== EXERCISE GOAL ==
Can you repeat the records, beginning at the line that has "List each element" and stopping after the line that has "bar-06 — [283, 284, 303, 558]", with "y-tick-label" substituted by "y-axis-tick" and everything else left unchanged?

== RECORDS ==
————————

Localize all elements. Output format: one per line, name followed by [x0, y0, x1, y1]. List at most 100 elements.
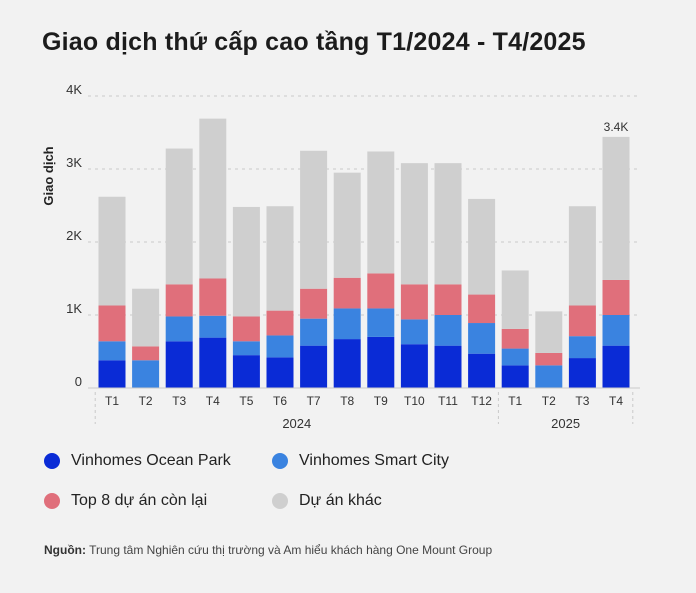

————————

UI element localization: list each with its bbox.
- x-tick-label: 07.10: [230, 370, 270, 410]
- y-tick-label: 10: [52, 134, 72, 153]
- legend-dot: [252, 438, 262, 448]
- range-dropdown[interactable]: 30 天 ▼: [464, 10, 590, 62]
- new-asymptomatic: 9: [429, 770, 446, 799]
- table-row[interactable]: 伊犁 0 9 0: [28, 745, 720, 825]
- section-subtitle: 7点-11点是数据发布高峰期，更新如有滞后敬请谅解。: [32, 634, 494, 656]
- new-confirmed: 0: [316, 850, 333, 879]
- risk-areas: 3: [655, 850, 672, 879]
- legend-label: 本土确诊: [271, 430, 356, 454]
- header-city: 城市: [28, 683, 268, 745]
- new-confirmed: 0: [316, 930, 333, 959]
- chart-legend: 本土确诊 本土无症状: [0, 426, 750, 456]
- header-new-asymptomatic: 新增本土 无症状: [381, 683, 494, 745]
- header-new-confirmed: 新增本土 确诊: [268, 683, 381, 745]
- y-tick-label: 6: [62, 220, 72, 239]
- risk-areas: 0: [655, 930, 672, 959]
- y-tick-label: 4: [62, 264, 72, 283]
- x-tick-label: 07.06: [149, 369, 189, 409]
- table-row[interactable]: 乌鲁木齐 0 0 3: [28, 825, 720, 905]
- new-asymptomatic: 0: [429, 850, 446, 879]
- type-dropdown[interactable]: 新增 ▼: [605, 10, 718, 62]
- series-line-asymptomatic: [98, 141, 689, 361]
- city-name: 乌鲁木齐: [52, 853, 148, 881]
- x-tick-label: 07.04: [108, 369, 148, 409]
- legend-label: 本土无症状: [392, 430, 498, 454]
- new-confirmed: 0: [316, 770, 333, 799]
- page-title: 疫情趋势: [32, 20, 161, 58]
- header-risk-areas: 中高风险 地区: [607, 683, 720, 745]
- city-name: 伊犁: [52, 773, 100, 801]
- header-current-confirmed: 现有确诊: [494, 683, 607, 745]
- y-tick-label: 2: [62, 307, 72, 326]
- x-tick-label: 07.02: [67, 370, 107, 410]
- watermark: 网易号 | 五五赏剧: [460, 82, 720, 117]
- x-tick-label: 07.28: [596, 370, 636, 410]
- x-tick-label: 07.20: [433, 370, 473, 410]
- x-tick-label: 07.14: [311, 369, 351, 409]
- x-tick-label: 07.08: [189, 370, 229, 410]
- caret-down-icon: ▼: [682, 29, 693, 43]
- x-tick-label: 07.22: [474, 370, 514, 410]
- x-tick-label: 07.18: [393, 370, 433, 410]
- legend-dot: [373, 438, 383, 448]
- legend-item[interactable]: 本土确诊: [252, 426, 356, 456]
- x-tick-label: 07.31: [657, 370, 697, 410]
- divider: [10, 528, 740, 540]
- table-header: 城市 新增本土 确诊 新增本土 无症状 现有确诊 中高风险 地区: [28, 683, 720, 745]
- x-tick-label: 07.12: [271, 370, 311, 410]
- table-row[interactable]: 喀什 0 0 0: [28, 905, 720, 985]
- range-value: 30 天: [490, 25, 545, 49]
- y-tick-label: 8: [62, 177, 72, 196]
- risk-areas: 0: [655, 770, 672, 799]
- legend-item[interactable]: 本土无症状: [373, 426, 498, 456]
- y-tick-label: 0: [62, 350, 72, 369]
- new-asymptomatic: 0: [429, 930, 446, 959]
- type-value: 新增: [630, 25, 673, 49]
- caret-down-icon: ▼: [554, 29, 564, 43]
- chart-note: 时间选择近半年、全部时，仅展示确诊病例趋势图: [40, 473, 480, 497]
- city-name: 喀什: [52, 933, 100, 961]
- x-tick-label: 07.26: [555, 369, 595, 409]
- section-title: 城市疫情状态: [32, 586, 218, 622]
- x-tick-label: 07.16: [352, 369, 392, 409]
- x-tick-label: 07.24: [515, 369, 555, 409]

————————

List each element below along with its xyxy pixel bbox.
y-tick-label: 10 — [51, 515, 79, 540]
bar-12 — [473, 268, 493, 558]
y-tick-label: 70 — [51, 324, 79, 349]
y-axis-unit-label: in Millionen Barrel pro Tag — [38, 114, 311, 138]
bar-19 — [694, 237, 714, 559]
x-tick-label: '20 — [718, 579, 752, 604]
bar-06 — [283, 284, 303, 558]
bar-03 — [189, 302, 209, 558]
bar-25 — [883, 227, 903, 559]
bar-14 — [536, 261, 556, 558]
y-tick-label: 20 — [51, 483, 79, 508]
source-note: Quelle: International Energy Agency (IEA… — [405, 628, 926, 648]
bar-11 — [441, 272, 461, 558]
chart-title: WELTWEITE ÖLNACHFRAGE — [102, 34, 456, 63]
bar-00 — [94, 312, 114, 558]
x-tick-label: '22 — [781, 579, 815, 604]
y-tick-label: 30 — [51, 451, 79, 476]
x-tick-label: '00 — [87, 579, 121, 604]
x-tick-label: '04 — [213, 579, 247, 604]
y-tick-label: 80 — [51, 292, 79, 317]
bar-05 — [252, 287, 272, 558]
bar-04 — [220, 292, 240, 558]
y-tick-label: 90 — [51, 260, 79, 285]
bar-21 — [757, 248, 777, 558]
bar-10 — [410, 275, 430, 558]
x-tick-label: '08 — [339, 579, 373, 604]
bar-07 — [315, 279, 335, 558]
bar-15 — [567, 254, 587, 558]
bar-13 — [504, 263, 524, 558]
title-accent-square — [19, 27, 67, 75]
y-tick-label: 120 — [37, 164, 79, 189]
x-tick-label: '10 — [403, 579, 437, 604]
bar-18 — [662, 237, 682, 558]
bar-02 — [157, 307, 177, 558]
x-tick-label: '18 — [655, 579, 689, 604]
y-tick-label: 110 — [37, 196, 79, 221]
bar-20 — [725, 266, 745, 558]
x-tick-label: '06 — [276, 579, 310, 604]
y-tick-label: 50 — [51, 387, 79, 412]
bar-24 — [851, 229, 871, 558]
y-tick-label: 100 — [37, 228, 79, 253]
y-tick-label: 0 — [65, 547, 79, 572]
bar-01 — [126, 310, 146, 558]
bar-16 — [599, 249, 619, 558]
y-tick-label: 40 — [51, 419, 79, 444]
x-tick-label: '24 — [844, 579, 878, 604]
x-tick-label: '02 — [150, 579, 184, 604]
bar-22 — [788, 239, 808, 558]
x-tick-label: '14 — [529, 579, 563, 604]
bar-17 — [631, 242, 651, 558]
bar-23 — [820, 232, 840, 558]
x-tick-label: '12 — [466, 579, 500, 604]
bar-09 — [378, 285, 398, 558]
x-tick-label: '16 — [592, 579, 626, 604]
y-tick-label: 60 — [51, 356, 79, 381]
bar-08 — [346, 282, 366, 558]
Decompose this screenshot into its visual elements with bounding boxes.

————————

== REPLY ==
List each element below along with its xyxy pixel bbox.
y-axis-tick: 10 — [51, 515, 79, 540]
bar-12 — [473, 268, 493, 558]
y-axis-tick: 70 — [51, 324, 79, 349]
y-axis-unit-label: in Millionen Barrel pro Tag — [38, 114, 311, 138]
bar-19 — [694, 237, 714, 559]
x-tick-label: '20 — [718, 579, 752, 604]
bar-06 — [283, 284, 303, 558]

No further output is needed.